• [What this task involves]
Write the listing out again, all of it, word for word.

Items listed in a dataset:

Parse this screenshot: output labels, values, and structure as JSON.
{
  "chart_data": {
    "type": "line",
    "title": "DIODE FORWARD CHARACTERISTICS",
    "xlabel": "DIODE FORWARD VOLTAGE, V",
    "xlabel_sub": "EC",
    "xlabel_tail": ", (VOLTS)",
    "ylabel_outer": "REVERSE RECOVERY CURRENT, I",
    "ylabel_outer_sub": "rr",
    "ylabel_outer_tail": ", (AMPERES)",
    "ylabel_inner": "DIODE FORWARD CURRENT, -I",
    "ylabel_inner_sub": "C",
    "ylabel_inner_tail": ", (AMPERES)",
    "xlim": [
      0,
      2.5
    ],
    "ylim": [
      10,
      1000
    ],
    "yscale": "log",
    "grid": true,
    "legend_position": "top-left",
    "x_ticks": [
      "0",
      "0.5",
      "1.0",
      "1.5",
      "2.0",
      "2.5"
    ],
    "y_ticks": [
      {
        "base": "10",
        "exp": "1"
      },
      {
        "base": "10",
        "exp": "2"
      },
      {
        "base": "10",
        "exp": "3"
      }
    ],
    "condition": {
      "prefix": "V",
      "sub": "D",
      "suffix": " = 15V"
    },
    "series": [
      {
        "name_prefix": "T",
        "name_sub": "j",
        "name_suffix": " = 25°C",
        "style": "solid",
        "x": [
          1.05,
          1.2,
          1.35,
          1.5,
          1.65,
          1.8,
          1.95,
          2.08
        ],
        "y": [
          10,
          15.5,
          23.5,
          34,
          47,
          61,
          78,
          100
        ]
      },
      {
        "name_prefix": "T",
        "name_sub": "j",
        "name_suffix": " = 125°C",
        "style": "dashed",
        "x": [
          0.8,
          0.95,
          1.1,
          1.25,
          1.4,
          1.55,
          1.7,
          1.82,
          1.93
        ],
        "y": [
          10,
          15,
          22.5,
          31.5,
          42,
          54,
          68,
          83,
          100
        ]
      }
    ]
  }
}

• [Solution for this problem]
Parse this screenshot: output labels, values, and structure as JSON.
{
  "chart_data": {
    "type": "line",
    "title": "DIODE FORWARD CHARACTERISTICS",
    "xlabel": "DIODE FORWARD VOLTAGE, V",
    "xlabel_sub": "EC",
    "xlabel_tail": ", (VOLTS)",
    "ylabel_outer": "REVERSE RECOVERY CURRENT, I",
    "ylabel_outer_sub": "rr",
    "ylabel_outer_tail": ", (AMPERES)",
    "ylabel_inner": "DIODE FORWARD CURRENT, -I",
    "ylabel_inner_sub": "C",
    "ylabel_inner_tail": ", (AMPERES)",
    "xlim": [
      0,
      2.5
    ],
    "ylim": [
      10,
      1000
    ],
    "yscale": "log",
    "grid": true,
    "legend_position": "top-left",
    "x_ticks": [
      "0",
      "0.5",
      "1.0",
      "1.5",
      "2.0",
      "2.5"
    ],
    "y_ticks": [
      {
        "base": "10",
        "exp": "1"
      },
      {
        "base": "10",
        "exp": "2"
      },
      {
        "base": "10",
        "exp": "3"
      }
    ],
    "condition": {
      "prefix": "V",
      "sub": "D",
      "suffix": " = 15V"
    },
    "series": [
      {
        "name_prefix": "T",
        "name_sub": "j",
        "name_suffix": " = 25°C",
        "style": "solid",
        "x": [
          1.05,
          1.2,
          1.35,
          1.5,
          1.65,
          1.8,
          1.95,
          2.08
        ],
        "y": [
          10,
          15.5,
          23.5,
          34,
          47,
          61,
          78,
          100
        ]
      },
      {
        "name_prefix": "T",
        "name_sub": "j",
        "name_suffix": " = 125°C",
        "style": "dashed",
        "x": [
          0.8,
          0.95,
          1.1,
          1.25,
          1.4,
          1.55,
          1.7,
          1.82,
          1.93
        ],
        "y": [
          10,
          15,
          22.5,
          31.5,
          42,
          54,
          68,
          83,
          100
        ]
      }
    ]
  }
}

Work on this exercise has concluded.